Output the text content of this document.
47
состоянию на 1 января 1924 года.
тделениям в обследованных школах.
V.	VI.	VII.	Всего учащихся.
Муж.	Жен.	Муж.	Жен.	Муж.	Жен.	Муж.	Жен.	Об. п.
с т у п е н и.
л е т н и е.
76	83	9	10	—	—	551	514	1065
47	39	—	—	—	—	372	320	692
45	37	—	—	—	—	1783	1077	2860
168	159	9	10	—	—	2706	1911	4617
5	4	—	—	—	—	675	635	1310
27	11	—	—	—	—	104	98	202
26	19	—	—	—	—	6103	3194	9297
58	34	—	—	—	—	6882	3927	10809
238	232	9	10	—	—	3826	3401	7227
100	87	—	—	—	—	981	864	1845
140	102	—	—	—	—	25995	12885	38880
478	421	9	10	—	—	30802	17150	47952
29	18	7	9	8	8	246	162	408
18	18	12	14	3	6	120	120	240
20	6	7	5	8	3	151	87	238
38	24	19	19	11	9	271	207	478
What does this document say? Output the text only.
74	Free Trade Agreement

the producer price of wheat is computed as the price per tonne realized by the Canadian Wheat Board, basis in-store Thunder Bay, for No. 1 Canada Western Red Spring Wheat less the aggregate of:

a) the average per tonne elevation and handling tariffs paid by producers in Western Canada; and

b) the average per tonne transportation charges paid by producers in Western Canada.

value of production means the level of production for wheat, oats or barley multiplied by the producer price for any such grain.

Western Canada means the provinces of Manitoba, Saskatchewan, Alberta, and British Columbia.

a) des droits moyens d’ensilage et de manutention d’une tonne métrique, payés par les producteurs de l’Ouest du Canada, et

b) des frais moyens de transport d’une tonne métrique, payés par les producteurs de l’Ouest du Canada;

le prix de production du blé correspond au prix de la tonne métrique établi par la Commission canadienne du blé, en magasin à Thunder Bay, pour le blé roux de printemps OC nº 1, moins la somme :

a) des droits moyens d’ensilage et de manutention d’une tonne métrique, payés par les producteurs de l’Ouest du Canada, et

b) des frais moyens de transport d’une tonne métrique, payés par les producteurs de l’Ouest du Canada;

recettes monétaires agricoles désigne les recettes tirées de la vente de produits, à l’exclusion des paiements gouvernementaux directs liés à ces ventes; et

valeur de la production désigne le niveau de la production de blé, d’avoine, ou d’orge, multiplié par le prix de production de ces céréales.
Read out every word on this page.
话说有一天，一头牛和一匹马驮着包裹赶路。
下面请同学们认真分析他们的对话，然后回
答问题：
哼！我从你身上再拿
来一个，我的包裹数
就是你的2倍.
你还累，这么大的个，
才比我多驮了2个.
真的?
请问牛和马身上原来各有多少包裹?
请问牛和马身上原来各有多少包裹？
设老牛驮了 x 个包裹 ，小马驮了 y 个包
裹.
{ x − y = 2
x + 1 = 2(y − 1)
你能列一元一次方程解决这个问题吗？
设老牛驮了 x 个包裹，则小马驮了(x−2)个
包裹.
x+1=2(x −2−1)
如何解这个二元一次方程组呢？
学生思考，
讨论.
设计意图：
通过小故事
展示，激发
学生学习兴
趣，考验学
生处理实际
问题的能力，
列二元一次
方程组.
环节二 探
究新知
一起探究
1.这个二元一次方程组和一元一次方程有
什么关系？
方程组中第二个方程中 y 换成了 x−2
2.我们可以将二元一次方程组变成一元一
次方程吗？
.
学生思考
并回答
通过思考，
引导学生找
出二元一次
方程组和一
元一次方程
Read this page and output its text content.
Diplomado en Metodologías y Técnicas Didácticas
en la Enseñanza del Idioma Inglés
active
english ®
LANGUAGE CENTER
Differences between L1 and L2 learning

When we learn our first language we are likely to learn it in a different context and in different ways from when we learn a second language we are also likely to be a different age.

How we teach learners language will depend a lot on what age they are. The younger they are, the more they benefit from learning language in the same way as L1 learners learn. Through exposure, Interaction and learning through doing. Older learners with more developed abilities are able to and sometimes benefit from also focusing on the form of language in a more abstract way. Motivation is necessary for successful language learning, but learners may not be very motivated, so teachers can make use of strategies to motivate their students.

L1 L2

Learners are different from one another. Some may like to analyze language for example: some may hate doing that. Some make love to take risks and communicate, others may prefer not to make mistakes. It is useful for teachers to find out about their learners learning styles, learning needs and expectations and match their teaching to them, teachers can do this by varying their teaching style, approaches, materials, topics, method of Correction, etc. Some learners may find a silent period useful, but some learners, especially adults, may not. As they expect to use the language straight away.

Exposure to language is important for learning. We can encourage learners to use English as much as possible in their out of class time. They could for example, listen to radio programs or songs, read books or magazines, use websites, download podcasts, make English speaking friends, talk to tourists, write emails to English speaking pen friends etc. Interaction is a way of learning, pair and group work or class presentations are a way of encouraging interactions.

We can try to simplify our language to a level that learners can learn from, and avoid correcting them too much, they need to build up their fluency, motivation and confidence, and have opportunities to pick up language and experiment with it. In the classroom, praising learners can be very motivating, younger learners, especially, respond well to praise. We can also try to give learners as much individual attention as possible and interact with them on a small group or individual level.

======

§ Your instructions:
Pull out every line of the records that includes the string "producers".

§ Written solution:
a) the average per tonne elevation and handling tariffs paid by producers in Western Canada; and
b) the average per tonne transportation charges paid by producers in Western Canada.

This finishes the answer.